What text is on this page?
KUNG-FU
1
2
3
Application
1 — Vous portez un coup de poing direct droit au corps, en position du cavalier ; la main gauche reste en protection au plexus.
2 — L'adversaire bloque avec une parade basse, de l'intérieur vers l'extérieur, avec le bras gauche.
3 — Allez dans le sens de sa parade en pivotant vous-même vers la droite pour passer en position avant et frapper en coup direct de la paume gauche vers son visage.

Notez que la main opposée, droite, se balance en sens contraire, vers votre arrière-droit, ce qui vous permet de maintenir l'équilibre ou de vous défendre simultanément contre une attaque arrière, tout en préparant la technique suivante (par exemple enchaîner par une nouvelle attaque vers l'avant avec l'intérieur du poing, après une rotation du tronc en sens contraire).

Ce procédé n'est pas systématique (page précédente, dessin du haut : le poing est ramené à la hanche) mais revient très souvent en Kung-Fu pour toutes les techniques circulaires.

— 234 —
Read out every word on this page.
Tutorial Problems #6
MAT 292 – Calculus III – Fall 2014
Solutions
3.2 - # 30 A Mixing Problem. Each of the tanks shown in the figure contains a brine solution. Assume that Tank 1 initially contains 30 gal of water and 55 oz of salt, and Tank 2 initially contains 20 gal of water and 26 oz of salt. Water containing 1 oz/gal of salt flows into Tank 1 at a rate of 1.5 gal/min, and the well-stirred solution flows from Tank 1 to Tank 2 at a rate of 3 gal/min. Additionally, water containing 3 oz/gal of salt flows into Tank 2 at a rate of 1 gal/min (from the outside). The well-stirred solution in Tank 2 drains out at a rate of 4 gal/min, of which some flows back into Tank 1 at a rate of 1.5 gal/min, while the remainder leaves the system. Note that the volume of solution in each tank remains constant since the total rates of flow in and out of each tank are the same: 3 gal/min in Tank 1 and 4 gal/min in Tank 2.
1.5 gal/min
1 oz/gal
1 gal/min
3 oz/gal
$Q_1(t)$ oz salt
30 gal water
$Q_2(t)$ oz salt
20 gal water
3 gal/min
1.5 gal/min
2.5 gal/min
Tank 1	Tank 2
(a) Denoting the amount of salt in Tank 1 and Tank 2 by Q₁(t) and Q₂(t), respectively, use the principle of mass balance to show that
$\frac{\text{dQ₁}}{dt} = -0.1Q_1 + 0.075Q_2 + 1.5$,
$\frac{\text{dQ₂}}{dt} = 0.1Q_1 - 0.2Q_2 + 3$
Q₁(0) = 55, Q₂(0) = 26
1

Required work -
Copy each line from the records above that includes the string "text".

Answer to the exercise -
What text is on this page?
$\frac{\text{dQ₁}}{dt} = -0.1Q_1 + 0.075Q_2 + 1.5$,
$\frac{\text{dQ₂}}{dt} = 0.1Q_1 - 0.2Q_2 + 3$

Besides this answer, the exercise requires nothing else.